§ **What you should do**
Type out the material below exactly.

Stored data entries:
╔══

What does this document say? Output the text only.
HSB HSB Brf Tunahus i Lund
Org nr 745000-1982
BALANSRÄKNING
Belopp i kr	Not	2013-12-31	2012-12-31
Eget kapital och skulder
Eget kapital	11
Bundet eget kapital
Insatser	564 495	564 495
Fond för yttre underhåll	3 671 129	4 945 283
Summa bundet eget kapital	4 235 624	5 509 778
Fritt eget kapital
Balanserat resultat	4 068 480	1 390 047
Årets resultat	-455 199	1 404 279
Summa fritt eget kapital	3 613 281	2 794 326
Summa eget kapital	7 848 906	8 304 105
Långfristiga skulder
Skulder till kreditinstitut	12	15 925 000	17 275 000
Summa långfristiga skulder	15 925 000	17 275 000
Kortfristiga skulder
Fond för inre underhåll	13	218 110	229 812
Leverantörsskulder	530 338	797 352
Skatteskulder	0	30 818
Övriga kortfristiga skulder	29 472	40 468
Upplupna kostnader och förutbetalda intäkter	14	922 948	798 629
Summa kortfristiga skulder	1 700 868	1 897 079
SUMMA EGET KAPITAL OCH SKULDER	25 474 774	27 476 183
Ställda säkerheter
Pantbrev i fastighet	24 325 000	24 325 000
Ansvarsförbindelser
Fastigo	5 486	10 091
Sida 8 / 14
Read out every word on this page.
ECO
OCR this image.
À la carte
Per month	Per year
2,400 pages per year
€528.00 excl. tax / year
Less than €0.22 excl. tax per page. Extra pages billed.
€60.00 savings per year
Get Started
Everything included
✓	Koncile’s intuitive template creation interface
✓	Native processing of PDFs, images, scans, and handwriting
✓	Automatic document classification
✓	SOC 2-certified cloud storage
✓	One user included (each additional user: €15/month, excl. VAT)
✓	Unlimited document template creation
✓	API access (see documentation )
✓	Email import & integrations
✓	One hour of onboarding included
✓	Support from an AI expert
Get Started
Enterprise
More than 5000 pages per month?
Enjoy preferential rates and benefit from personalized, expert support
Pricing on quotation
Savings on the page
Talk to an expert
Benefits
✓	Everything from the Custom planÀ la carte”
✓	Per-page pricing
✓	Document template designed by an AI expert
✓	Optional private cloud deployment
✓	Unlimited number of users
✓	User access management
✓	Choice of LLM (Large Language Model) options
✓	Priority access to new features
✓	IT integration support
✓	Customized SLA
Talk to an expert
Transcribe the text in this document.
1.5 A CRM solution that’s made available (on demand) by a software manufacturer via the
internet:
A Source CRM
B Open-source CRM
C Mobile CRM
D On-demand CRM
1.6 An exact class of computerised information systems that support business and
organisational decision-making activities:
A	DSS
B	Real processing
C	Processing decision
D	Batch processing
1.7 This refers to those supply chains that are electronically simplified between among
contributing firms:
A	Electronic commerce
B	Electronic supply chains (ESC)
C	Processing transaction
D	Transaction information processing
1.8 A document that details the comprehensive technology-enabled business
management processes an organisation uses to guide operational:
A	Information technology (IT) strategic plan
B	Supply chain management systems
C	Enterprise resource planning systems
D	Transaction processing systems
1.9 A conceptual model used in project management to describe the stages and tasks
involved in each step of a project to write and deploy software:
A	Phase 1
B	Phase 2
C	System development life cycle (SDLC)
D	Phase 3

╚══

§ **Reply to the exercise**
What does this document say? Output the text only.
HSB HSB Brf Tunahus i Lund
Org nr 745000-1982
BALANSRÄKNING
Belopp i kr	Not	2013-12-31	2012-12-31
Eget kapital och skulder
Eget kapital	11
Bundet eget kapital
Insatser	564 495	564 495
Fond för yttre underhåll	3 671 129	4 945 283
Summa bundet eget kapital	4 235 624	5 509 778
Fritt eget kapital
Balanserat resultat	4 068 480	1 390 047
Årets resultat	-455 199	1 404 279
Summa fritt eget kapital	3 613 281	2 794 326
Summa eget kapital	7 848 906	8 304 105
Långfristiga skulder
Skulder till kreditinstitut	12	15 925 000	17 275 000
Summa långfristiga skulder	15 925 000	17 275 000
Kortfristiga skulder
Fond för inre underhåll	13	218 110	229 812
Leverantörsskulder	530 338	797 352
Skatteskulder	0	30 818
Övriga kortfristiga skulder	29 472	40 468
Upplupna kostnader och förutbetalda intäkter	14	922 948	798 629
Summa kortfristiga skulder	1 700 868	1 897 079
SUMMA EGET KAPITAL OCH SKULDER	25 474 774	27 476 183
Ställda säkerheter
Pantbrev i fastighet	24 325 000	24 325 000
Ansvarsförbindelser
Fastigo	5 486	10 091
Sida 8 / 14
Read out every word on this page.
ECO
OCR this image.
À la carte
Per month	Per year
2,400 pages per year
€528.00 excl. tax / year
Less than €0.22 excl. tax per page. Extra pages billed.
€60.00 savings per year
Get Started
Everything included
✓	Koncile’s intuitive template creation interface
✓	Native processing of PDFs, images, scans, and handwriting
✓	Automatic document classification
✓	SOC 2-certified cloud storage
✓	One user included (each additional user: €15/month, excl. VAT)
✓	Unlimited document template creation
✓	API access (see documentation )
✓	Email import & integrations
✓	One hour of onboarding included
✓	Support from an AI expert
Get Started
Enterprise
More than 5000 pages per month?
Enjoy preferential rates and benefit from personalized, expert support
Pricing on quotation
Savings on the page
Talk to an expert
Benefits
✓	Everything from the Custom planÀ la carte”
✓	Per-page pricing
✓	Document template designed by an AI expert
✓	Optional private cloud deployment
✓	Unlimited number of users
✓	User access management
✓	Choice of LLM (Large Language Model) options
✓	Priority access to new features
✓	IT integration support
✓	Customized SLA
Talk to an expert
Transcribe the text in this document.
1.5 A CRM solution that’s made available (on demand) by a software manufacturer via the
internet:
A Source CRM
B Open-source CRM
C Mobile CRM
D On-demand CRM
1.6 An exact class of computerised information systems that support business and
organisational decision-making activities:
A	DSS
B	Real processing
C	Processing decision
D	Batch processing
1.7 This refers to those supply chains that are electronically simplified between among
contributing firms:
A	Electronic commerce
B	Electronic supply chains (ESC)
C	Processing transaction
D	Transaction information processing
1.8 A document that details the comprehensive technology-enabled business
management processes an organisation uses to guide operational:
A	Information technology (IT) strategic plan
B	Supply chain management systems
C	Enterprise resource planning systems
D	Transaction processing systems
1.9 A conceptual model used in project management to describe the stages and tasks
involved in each step of a project to write and deploy software:
A	Phase 1
B	Phase 2
C	System development life cycle (SDLC)
D	Phase 3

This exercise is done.